Exercise requirements
Each line containing the word "data" should be found and copied.

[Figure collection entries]

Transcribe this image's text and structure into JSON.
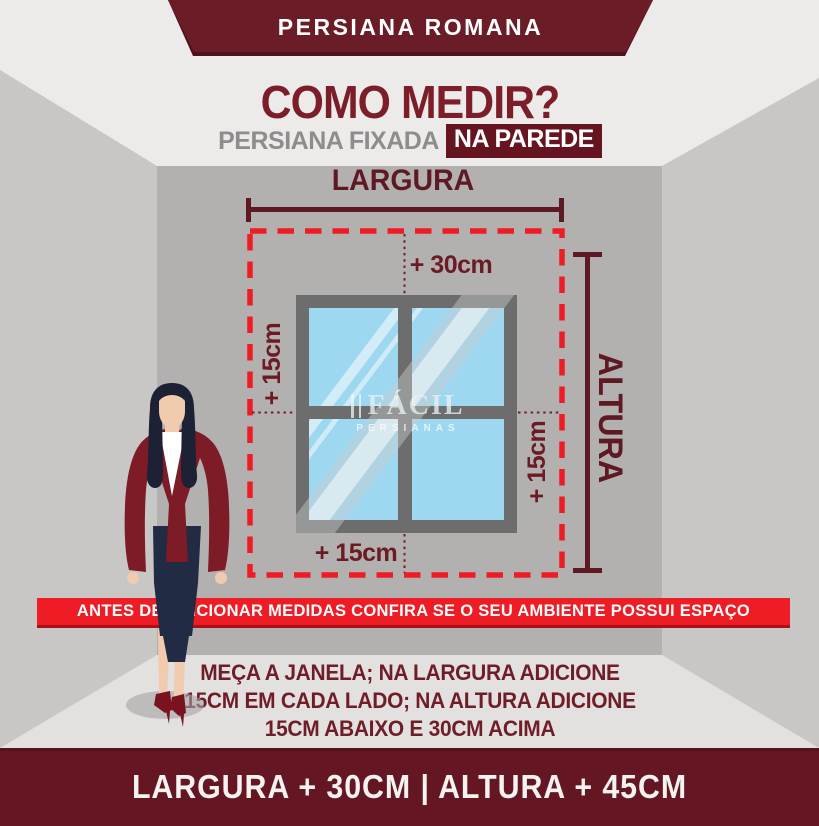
{
  "colors": {
    "maroon_banner": "#6a1c27",
    "maroon_text": "#7c1e2a",
    "maroon_deep": "#5e1a23",
    "highlight_box": "#661420",
    "alert_red": "#ee1c24",
    "footer_maroon": "#641722",
    "center_wall_gray": "#b3b1b0",
    "glass_blue": "#9ed7f0",
    "jacket_maroon": "#7d1b27"
  },
  "top_banner": {
    "label": "PERSIANA ROMANA"
  },
  "title": {
    "heading": "COMO MEDIR?",
    "subtitle_prefix": "PERSIANA FIXADA",
    "subtitle_highlight": "NA PAREDE"
  },
  "diagram": {
    "width_label": "LARGURA",
    "height_label": "ALTURA",
    "offset_top": "+ 30cm",
    "offset_left": "+ 15cm",
    "offset_right": "+ 15cm",
    "offset_bottom": "+ 15cm",
    "watermark_brand": "FÁCIL",
    "watermark_sub": "PERSIANAS"
  },
  "notice": {
    "text": "ANTES DE ADICIONAR MEDIDAS CONFIRA SE O SEU AMBIENTE POSSUI ESPAÇO"
  },
  "instructions": {
    "lines": [
      "MEÇA A JANELA; NA LARGURA ADICIONE",
      "15CM EM CADA LADO; NA ALTURA ADICIONE",
      "15CM ABAIXO E 30CM ACIMA"
    ]
  },
  "footer": {
    "formula": "LARGURA + 30CM | ALTURA + 45CM"
  }
}
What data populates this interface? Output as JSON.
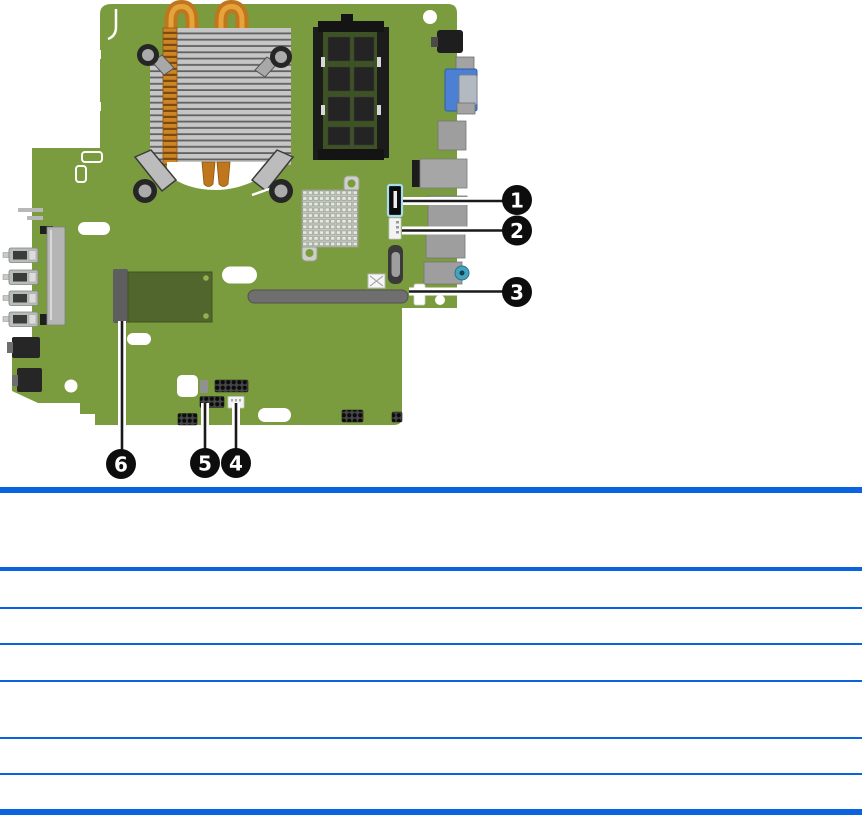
{
  "figure": {
    "kind": "system-board-callout-diagram",
    "callouts": [
      {
        "label": "1",
        "target": "sata-connector"
      },
      {
        "label": "2",
        "target": "small-white-connector"
      },
      {
        "label": "3",
        "target": "expansion-slot"
      },
      {
        "label": "4",
        "target": "white-header-connector"
      },
      {
        "label": "5",
        "target": "pin-header"
      },
      {
        "label": "6",
        "target": "mini-card-module"
      }
    ]
  },
  "table": {
    "header_text": "",
    "rows": [
      "",
      "",
      "",
      "",
      "",
      ""
    ]
  },
  "colors": {
    "table_rule_blue": "#0a64e0",
    "board_green": "#7a9c3e",
    "module_green": "#50662c",
    "ram_pcb_green": "#3e5324",
    "heatsink_silver": "#c6c6c6",
    "copper_orange": "#c0761c",
    "vga_blue": "#4b80d2",
    "sata_outline_cyan": "#a8dcec",
    "audio_jack_teal": "#44a3bd",
    "callout_black": "#0d0d0d"
  }
}
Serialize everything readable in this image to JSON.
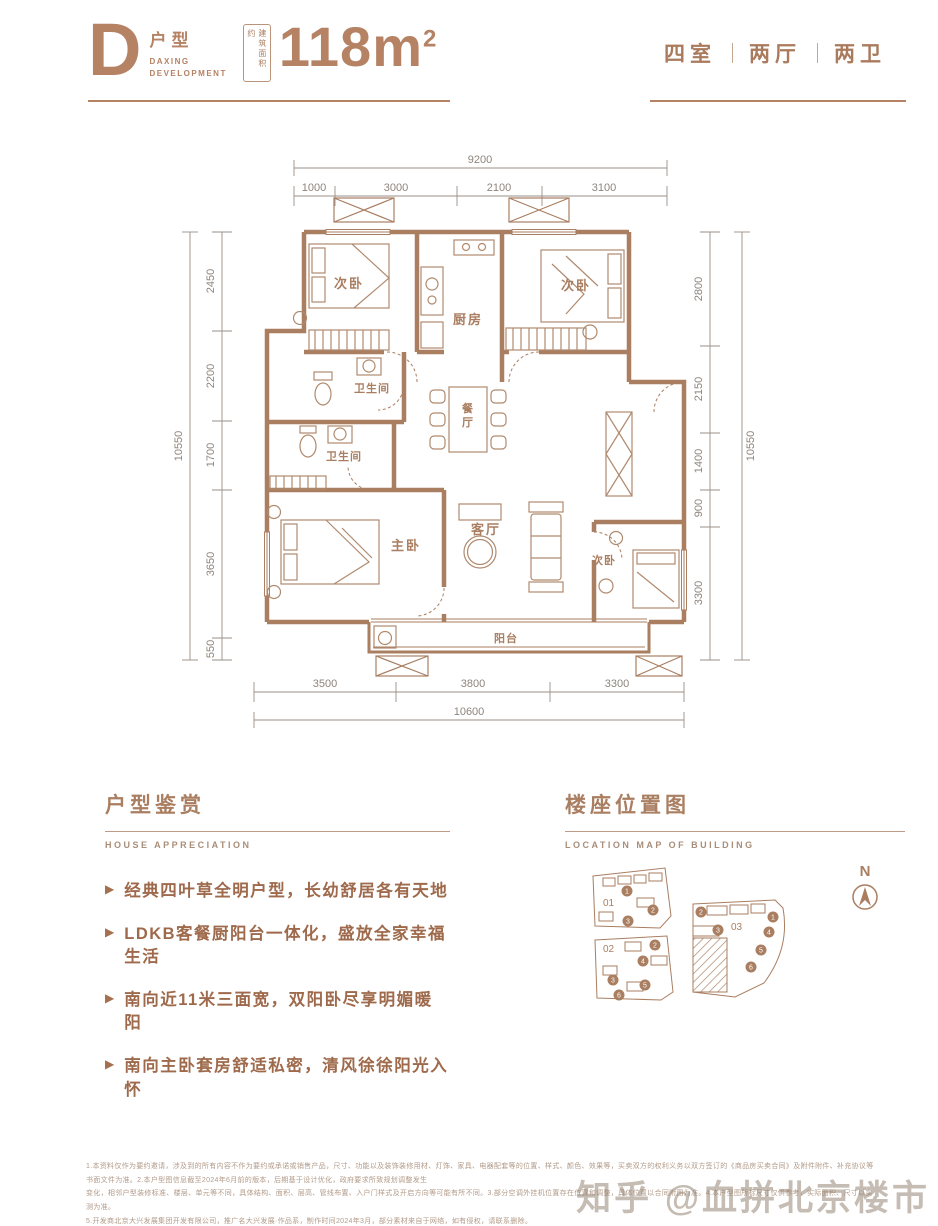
{
  "colors": {
    "accent": "#a97e61",
    "dim_text": "#8e847c",
    "header_brown": "#b58264",
    "bullet_text": "#9e6a4b"
  },
  "header": {
    "letter": "D",
    "type_label": "户型",
    "brand_line1": "DAXING",
    "brand_line2": "DEVELOPMENT",
    "area_badge": "建筑面积约",
    "area_value": "118m",
    "area_sup": "2",
    "rooms_spec": [
      "四室",
      "两厅",
      "两卫"
    ]
  },
  "plan": {
    "dims_top": {
      "total": "9200",
      "segments": [
        "1000",
        "3000",
        "2100",
        "3100"
      ]
    },
    "dims_left": {
      "total": "10550",
      "segments": [
        "2450",
        "2200",
        "1700",
        "3650",
        "550"
      ]
    },
    "dims_right": {
      "total": "10550",
      "segments": [
        "2800",
        "2150",
        "1400",
        "900",
        "3300"
      ]
    },
    "dims_bottom": {
      "total": "10600",
      "segments": [
        "3500",
        "3800",
        "3300"
      ]
    },
    "rooms": {
      "bedroom_top_left": "次卧",
      "kitchen": "厨房",
      "bedroom_top_right": "次卧",
      "bath_upper": "卫生间",
      "bath_lower": "卫生间",
      "dining_char1": "餐",
      "dining_char2": "厅",
      "master": "主卧",
      "living": "客厅",
      "bedroom_bottom_right": "次卧",
      "balcony": "阳台"
    }
  },
  "appreciation": {
    "title": "户型鉴赏",
    "subtitle": "HOUSE APPRECIATION",
    "points": [
      "经典四叶草全明户型，长幼舒居各有天地",
      "LDKB客餐厨阳台一体化，盛放全家幸福生活",
      "南向近11米三面宽，双阳卧尽享明媚暖阳",
      "南向主卧套房舒适私密，清风徐徐阳光入怀"
    ]
  },
  "location": {
    "title": "楼座位置图",
    "subtitle": "LOCATION MAP OF BUILDING",
    "north_label": "N",
    "parcel01": {
      "label": "01",
      "badges": [
        "1",
        "2",
        "3"
      ]
    },
    "parcel02": {
      "label": "02",
      "badges": [
        "2",
        "4",
        "3",
        "5",
        "6"
      ]
    },
    "parcel03": {
      "label": "03",
      "badges": [
        "2",
        "1",
        "3",
        "4",
        "5",
        "6"
      ]
    }
  },
  "footer": {
    "lines": [
      "1.本资料仅作为要约邀请，涉及到的所有内容不作为要约或承诺或销售产品，尺寸、功能以及装饰装修用材、灯饰、家具、电器配套等的位置、样式、颜色、效果等，买卖双方的权利义务以双方签订的《商品房买卖合同》及附件附件、补充协议等书面文件为准。2.本户型图信息截至2024年6月前的版本，后期基于设计优化，政府要求所致规划调整发生",
      "变化，相邻户型装修标准、楼层、单元等不同，具体结构、面积、层高、管线布置、入户门样式及开启方向等可能有所不同。3.部分空调外挂机位置存在位置和调整，具体位置以合同附图为准。4.本户型图所标尺寸仅供参考，实际面积、尺寸以实测为准。",
      "5.开发商北京大兴发展集团开发有限公司，推广名大兴发展·作品系，制作时间2024年3月，部分素材来自于网络，如有侵权，请联系删除。"
    ],
    "watermark": "知乎 @血拼北京楼市"
  }
}
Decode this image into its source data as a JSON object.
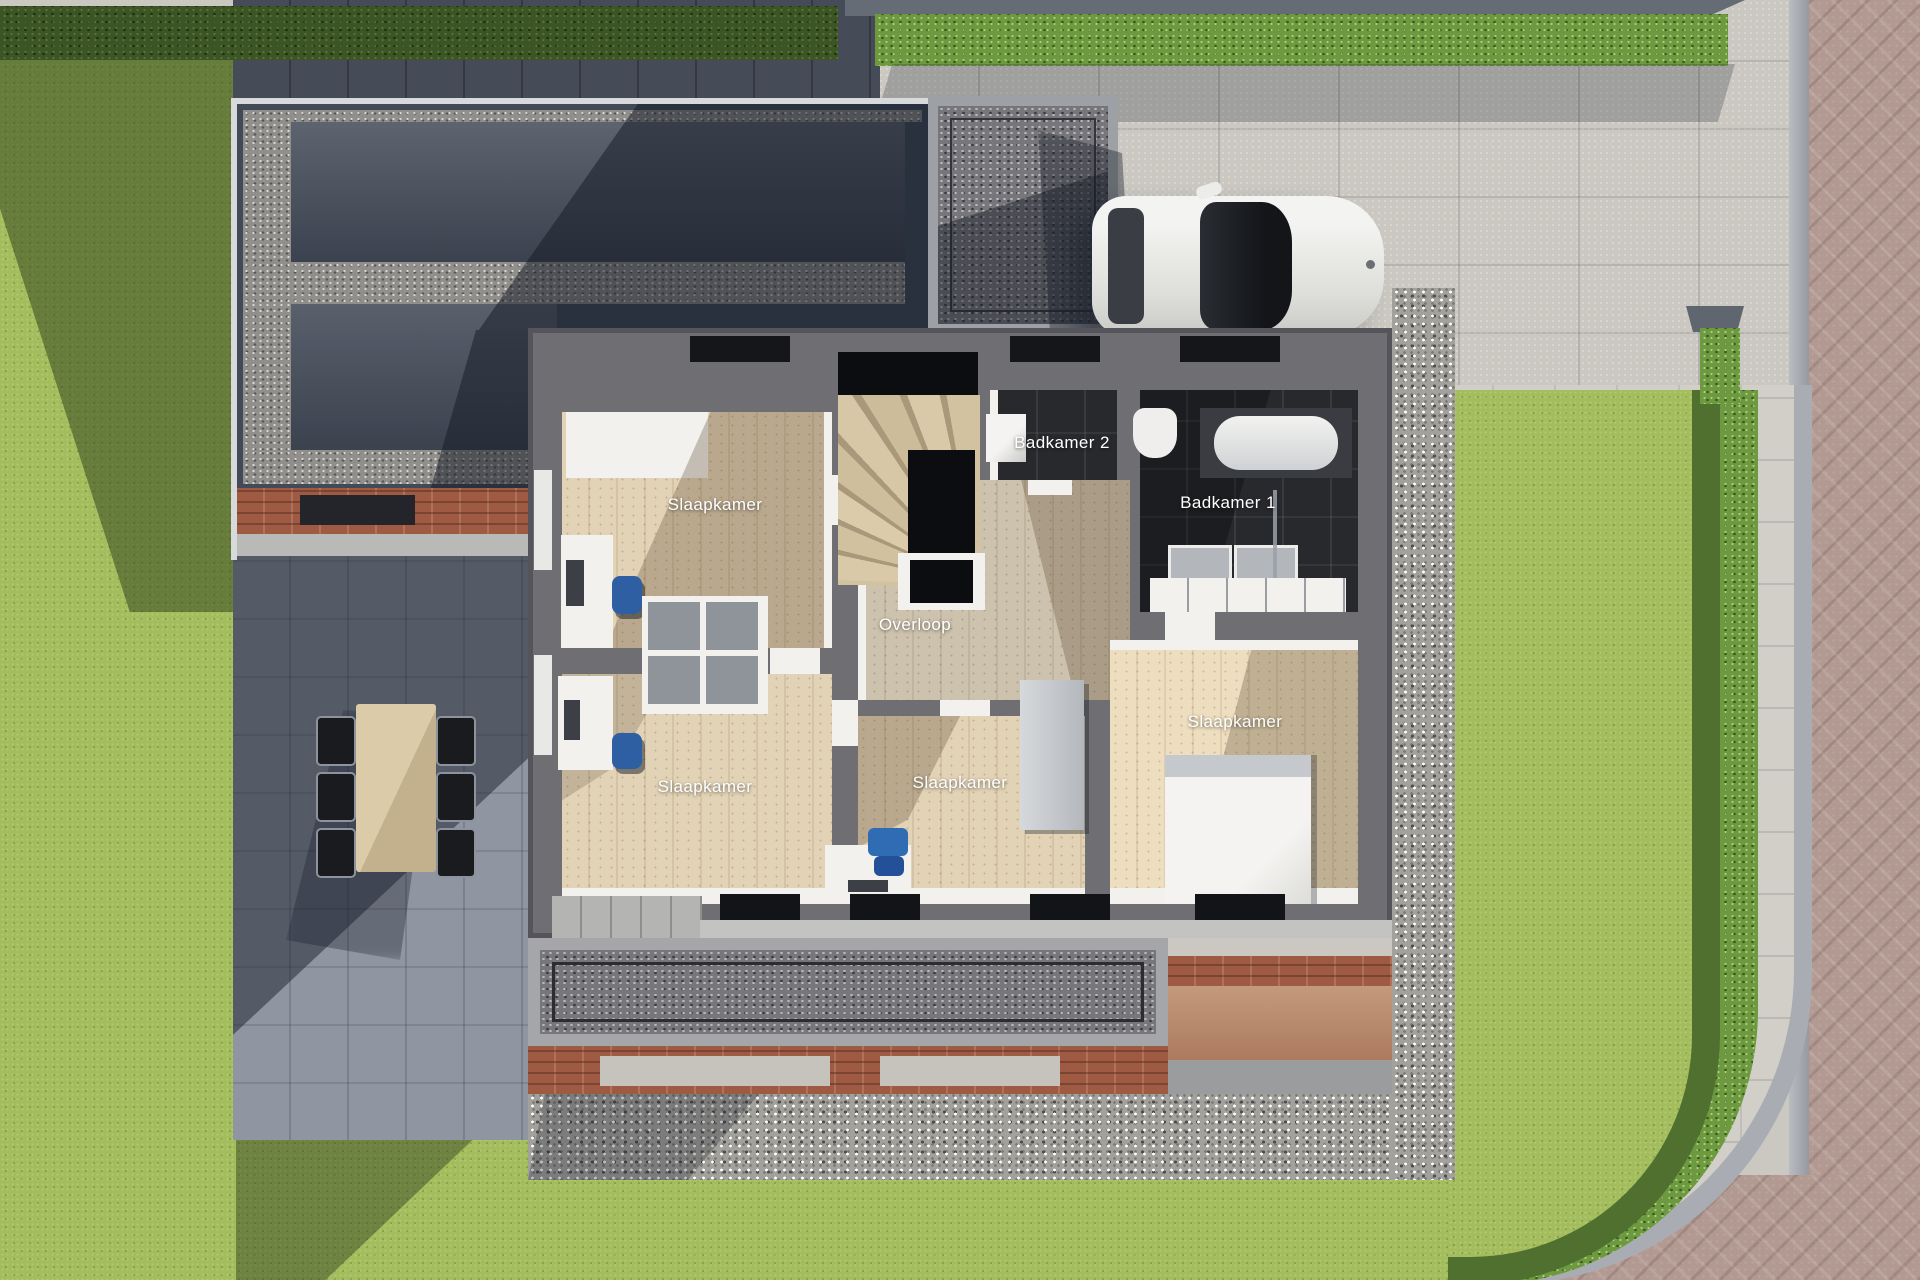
{
  "scene": {
    "kind": "3d-rendered top-down floor plan of upper storey with garden, driveway, garage roof and street"
  },
  "rooms": [
    {
      "id": "slaapkamer-nw",
      "label": "Slaapkamer"
    },
    {
      "id": "badkamer-2",
      "label": "Badkamer 2"
    },
    {
      "id": "badkamer-1",
      "label": "Badkamer 1"
    },
    {
      "id": "overloop",
      "label": "Overloop"
    },
    {
      "id": "slaapkamer-sw",
      "label": "Slaapkamer"
    },
    {
      "id": "slaapkamer-s",
      "label": "Slaapkamer"
    },
    {
      "id": "slaapkamer-se",
      "label": "Slaapkamer"
    }
  ],
  "objects": {
    "solar_panels_top_block": 8,
    "solar_panels_lower_block": 4,
    "dining_chairs": 6,
    "cars": 1
  },
  "palette": {
    "lawn": "#a3bd5d",
    "lawnShadow": "#5e7d3a",
    "hedge": "#6d9a41",
    "pavingLight": "#cbc8c2",
    "patio": "#8f96a1",
    "roadBrick": "#b29a92",
    "curb": "#a9adb3",
    "garageRoof": "#424a58",
    "gravel": "#908f8b",
    "houseWall": "#6e6e73",
    "woodFloor": "#e2d3b6",
    "darkTile": "#28292d",
    "furnitureWhite": "#f2f1ee",
    "chairBlue": "#2e5fa3",
    "brick": "#9e5a42",
    "terracotta": "#c39a7d",
    "carBody": "#e9e9e7",
    "labelText": "#ffffff"
  }
}
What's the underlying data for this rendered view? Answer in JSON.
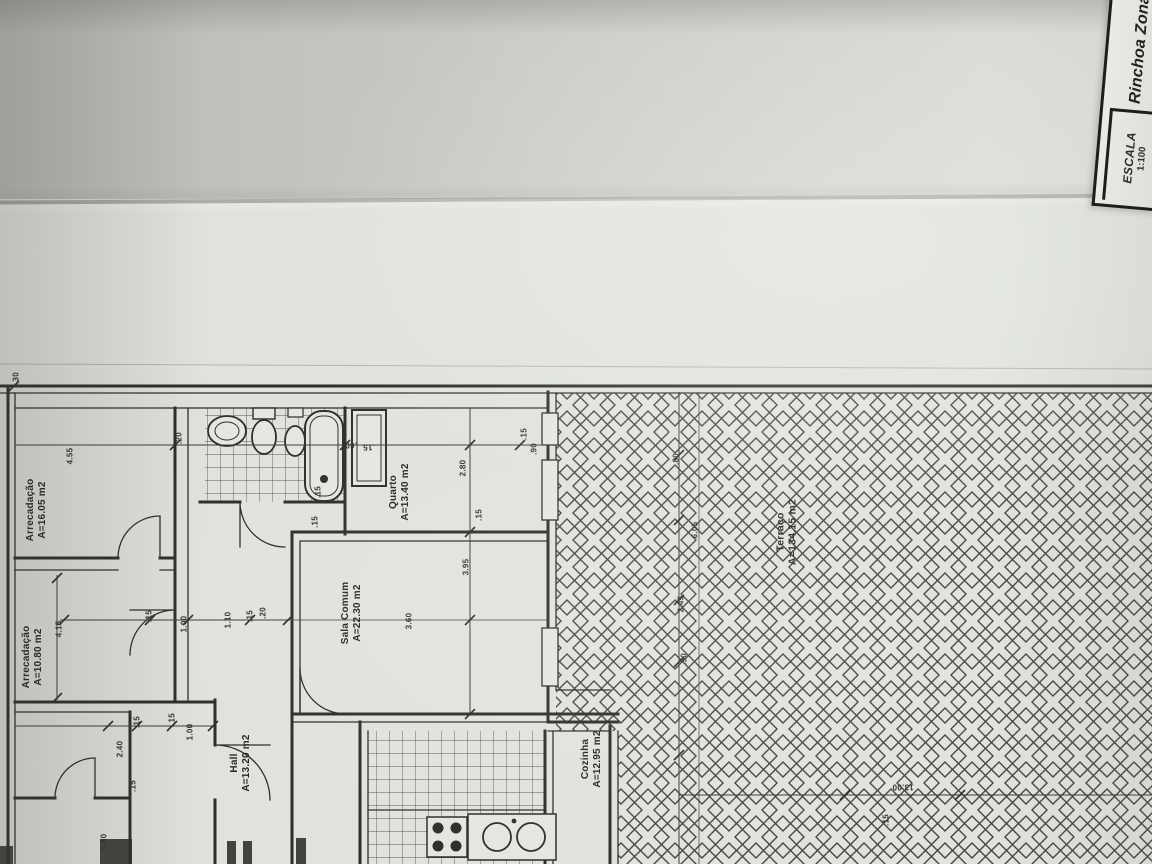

Written answer
What data populates this interface? Output as JSON.
Decode this image into its source data as a JSON object.
What's the underlying data for this rendered view? Answer in JSON.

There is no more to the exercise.